• Extracted records:
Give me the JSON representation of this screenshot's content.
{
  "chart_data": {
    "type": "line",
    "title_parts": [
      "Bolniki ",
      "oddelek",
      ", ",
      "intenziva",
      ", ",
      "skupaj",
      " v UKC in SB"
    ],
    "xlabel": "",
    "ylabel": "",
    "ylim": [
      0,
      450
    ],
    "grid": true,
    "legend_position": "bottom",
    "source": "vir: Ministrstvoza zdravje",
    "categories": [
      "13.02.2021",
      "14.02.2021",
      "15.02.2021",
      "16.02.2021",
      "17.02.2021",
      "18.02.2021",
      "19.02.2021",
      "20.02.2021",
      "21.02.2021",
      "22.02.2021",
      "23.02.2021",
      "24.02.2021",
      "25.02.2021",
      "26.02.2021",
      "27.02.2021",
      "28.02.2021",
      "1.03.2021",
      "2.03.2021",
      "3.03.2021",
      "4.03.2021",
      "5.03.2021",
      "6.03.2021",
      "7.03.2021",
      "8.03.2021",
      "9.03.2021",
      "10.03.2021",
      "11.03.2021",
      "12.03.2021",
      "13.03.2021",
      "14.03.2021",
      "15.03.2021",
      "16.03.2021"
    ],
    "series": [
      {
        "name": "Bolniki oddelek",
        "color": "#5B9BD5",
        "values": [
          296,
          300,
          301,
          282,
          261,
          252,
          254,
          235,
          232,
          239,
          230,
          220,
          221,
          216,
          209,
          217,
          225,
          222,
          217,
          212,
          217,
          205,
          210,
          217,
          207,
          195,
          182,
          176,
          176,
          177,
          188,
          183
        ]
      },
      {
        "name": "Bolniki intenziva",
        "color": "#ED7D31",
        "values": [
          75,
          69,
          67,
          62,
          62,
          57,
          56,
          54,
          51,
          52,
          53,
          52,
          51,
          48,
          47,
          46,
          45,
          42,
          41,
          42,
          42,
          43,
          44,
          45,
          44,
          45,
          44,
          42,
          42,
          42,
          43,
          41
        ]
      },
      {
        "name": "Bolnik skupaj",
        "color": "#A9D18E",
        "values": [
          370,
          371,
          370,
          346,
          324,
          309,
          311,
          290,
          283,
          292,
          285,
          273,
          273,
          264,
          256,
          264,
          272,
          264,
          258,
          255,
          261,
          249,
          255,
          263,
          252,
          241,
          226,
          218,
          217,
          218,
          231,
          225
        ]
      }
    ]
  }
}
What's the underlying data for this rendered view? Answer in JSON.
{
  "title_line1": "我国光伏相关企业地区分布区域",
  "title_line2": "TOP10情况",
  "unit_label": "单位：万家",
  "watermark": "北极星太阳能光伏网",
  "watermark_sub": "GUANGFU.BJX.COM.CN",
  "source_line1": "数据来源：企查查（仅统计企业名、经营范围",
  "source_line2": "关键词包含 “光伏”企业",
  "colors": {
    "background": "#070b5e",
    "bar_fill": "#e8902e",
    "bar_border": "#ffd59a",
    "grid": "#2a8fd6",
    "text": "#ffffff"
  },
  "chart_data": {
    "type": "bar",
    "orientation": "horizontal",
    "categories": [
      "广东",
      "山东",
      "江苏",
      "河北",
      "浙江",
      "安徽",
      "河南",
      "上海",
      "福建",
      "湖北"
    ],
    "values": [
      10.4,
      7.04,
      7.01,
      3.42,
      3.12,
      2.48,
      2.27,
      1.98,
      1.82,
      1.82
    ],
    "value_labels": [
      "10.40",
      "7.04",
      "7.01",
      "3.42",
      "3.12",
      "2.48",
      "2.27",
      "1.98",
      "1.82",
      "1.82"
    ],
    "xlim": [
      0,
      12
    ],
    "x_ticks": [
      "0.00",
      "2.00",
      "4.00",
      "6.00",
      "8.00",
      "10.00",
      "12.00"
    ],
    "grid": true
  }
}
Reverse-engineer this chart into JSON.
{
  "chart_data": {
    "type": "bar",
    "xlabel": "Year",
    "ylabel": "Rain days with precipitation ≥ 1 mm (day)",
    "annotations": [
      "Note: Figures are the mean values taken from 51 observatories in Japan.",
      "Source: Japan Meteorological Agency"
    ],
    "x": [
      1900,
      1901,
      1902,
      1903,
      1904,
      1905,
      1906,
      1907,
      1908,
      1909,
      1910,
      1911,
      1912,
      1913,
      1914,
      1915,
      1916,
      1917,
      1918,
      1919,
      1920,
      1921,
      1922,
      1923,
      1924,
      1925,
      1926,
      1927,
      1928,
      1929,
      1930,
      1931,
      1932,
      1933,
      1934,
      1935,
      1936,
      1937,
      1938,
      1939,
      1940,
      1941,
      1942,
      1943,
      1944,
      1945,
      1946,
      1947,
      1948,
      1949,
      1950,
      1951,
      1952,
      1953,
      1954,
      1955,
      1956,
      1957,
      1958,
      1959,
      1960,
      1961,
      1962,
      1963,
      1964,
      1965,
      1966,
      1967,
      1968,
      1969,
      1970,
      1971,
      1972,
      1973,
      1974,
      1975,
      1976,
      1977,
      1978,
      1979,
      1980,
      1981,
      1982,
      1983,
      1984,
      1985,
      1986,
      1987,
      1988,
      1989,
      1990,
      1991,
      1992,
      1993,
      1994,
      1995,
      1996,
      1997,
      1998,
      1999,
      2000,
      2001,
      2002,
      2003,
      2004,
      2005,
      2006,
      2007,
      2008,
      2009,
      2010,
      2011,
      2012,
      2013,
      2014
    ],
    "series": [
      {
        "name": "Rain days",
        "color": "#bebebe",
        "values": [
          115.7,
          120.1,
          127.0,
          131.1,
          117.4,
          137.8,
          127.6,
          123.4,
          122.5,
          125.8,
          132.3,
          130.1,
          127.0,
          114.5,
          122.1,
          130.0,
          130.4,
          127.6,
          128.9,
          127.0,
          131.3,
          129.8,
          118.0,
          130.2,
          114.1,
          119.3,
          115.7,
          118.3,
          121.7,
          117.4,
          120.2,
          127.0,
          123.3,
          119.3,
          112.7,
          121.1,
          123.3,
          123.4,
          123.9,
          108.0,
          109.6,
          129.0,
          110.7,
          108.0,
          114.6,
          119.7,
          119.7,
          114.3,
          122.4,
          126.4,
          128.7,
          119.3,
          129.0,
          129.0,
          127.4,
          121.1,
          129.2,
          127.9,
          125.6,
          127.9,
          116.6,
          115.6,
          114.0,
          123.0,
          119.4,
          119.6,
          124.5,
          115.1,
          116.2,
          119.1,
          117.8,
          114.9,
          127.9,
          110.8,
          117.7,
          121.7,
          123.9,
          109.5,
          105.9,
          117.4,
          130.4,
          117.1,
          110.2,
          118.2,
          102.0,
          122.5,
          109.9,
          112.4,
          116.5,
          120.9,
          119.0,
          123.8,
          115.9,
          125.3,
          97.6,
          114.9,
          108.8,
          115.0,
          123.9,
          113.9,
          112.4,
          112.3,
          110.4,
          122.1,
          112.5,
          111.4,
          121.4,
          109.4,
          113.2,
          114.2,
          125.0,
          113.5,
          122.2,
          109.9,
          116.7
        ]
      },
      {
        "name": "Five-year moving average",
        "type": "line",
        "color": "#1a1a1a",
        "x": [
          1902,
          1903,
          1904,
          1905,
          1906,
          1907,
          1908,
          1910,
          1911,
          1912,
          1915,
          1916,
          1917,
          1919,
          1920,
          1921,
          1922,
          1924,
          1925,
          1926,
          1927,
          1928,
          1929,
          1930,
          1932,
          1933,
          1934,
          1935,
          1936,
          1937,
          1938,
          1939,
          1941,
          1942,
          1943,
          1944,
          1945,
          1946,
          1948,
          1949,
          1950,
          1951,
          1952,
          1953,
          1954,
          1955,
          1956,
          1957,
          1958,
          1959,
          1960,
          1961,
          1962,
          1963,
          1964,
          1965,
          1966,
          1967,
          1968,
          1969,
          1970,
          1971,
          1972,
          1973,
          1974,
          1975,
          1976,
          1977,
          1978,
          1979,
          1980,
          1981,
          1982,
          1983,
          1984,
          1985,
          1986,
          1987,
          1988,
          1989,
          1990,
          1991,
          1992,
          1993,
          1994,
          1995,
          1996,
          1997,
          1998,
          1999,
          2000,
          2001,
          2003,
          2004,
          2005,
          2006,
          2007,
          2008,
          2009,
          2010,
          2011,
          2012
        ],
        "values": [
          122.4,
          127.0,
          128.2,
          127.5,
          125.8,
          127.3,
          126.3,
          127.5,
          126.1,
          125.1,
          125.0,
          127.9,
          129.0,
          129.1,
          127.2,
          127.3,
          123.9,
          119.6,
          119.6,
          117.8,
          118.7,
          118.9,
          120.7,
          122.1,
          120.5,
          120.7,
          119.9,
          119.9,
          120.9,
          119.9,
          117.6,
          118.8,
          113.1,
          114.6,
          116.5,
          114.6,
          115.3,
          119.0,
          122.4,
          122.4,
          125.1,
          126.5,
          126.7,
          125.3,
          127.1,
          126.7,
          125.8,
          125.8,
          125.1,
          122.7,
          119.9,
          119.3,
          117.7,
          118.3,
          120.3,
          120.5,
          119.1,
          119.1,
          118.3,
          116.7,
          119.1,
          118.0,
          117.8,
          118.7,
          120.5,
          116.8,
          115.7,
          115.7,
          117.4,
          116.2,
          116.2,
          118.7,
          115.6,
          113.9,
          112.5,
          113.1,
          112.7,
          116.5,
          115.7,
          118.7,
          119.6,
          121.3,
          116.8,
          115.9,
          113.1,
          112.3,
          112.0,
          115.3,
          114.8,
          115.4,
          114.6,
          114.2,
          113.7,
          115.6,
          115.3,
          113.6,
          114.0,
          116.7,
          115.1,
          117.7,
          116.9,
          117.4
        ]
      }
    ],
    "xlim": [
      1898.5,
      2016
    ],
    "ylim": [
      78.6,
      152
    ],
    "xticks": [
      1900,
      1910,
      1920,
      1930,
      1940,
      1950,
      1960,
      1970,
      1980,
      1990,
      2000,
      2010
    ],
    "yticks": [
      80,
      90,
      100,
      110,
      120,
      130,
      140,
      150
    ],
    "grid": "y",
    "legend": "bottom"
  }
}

• Stated task: Using the records given above, list every line that includes the word "bottom".

• Solution to the problem:
    "legend_position": "bottom",
    "legend": "bottom"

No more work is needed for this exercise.